**Exercise material**
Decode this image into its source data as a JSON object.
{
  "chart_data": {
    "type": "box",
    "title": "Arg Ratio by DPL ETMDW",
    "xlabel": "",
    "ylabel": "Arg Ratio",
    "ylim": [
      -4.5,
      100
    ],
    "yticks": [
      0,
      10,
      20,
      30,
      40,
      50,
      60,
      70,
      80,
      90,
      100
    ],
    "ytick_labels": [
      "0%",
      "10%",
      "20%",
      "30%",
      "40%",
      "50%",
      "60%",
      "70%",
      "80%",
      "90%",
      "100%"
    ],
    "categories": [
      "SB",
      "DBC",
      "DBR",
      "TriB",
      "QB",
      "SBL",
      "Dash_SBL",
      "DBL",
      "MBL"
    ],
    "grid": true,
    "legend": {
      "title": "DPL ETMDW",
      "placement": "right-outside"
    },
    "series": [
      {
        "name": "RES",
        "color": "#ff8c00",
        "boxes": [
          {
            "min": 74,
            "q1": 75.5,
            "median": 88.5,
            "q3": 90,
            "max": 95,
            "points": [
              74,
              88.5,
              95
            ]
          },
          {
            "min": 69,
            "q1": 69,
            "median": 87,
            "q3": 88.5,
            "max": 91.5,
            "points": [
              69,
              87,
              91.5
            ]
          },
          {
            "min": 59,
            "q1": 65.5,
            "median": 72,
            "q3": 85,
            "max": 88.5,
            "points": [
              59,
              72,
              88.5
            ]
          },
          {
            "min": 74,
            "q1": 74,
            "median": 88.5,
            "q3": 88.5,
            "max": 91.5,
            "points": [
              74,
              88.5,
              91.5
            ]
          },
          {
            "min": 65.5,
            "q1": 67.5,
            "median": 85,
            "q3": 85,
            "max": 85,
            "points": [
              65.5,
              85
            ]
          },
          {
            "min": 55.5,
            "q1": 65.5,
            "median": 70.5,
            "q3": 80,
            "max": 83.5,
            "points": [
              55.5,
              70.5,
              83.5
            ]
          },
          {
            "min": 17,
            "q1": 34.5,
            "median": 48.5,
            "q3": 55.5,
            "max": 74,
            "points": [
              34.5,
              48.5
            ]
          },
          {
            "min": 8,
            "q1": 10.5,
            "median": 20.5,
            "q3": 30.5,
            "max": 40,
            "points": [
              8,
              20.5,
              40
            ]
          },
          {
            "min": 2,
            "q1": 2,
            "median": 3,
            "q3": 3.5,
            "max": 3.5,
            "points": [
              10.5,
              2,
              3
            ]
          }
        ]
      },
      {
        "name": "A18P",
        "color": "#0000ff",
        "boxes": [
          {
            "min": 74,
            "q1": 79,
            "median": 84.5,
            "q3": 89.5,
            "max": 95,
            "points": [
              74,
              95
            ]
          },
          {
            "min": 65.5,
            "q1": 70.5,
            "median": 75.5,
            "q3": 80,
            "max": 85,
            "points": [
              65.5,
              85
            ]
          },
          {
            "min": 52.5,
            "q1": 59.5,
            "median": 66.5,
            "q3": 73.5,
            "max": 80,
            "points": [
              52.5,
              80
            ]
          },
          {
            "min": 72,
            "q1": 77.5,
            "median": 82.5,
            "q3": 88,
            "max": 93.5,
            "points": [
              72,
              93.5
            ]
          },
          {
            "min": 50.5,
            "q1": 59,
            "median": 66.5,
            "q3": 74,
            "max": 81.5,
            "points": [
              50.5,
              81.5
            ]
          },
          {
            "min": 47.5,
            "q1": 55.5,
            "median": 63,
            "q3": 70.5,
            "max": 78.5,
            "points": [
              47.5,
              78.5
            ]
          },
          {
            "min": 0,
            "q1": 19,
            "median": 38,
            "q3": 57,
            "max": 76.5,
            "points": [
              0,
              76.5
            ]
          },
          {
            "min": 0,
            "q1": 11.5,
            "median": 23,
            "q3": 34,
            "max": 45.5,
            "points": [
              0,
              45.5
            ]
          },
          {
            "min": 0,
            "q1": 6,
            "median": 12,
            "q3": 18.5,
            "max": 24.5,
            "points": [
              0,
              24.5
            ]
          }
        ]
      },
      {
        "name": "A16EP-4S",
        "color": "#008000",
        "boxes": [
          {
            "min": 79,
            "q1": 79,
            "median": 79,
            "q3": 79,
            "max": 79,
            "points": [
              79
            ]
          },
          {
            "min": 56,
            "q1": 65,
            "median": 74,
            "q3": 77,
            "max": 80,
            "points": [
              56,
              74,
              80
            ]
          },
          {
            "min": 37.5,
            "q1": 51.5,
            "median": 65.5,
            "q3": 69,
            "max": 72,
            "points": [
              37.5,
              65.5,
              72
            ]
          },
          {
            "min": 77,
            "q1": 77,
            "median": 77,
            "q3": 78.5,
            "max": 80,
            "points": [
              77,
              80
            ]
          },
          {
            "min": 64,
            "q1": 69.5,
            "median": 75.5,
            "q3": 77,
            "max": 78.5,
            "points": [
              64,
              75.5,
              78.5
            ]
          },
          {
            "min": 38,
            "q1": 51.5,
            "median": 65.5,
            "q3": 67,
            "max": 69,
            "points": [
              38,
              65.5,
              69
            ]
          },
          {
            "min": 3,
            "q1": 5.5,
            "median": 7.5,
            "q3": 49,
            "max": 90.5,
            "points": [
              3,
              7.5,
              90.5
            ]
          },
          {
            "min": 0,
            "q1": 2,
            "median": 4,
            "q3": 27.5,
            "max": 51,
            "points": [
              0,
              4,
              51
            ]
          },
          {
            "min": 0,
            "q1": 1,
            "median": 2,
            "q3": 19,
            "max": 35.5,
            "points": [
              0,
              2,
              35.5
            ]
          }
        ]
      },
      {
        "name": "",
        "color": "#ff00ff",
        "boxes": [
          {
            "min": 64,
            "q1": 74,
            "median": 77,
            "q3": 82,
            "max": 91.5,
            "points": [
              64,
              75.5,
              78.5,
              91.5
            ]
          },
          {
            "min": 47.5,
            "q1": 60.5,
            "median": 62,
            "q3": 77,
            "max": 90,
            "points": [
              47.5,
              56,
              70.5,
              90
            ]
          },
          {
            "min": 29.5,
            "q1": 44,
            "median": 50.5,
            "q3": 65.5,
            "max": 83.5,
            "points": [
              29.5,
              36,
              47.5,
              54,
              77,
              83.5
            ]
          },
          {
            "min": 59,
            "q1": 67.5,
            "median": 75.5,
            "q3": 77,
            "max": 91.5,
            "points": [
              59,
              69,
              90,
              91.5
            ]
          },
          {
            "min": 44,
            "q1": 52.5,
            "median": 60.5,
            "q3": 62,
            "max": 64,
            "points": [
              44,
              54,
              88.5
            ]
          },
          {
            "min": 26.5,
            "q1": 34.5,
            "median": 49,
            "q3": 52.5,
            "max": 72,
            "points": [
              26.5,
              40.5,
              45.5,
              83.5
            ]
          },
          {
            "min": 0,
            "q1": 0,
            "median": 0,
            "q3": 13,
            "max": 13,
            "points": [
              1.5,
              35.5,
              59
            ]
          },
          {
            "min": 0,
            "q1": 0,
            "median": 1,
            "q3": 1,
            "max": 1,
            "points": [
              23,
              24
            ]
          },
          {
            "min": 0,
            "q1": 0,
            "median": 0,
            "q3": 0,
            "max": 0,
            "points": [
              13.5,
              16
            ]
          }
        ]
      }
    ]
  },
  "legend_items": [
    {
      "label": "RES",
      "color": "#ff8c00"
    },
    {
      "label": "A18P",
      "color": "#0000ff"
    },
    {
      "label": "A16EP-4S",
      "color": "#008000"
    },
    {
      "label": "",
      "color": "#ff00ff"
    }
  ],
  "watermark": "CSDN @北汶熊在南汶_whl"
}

**Instruction**
Out of the records, collect only those lines that contain the string "Ratio".

**Result of this task**
    "title": "Arg Ratio by DPL ETMDW",
    "ylabel": "Arg Ratio",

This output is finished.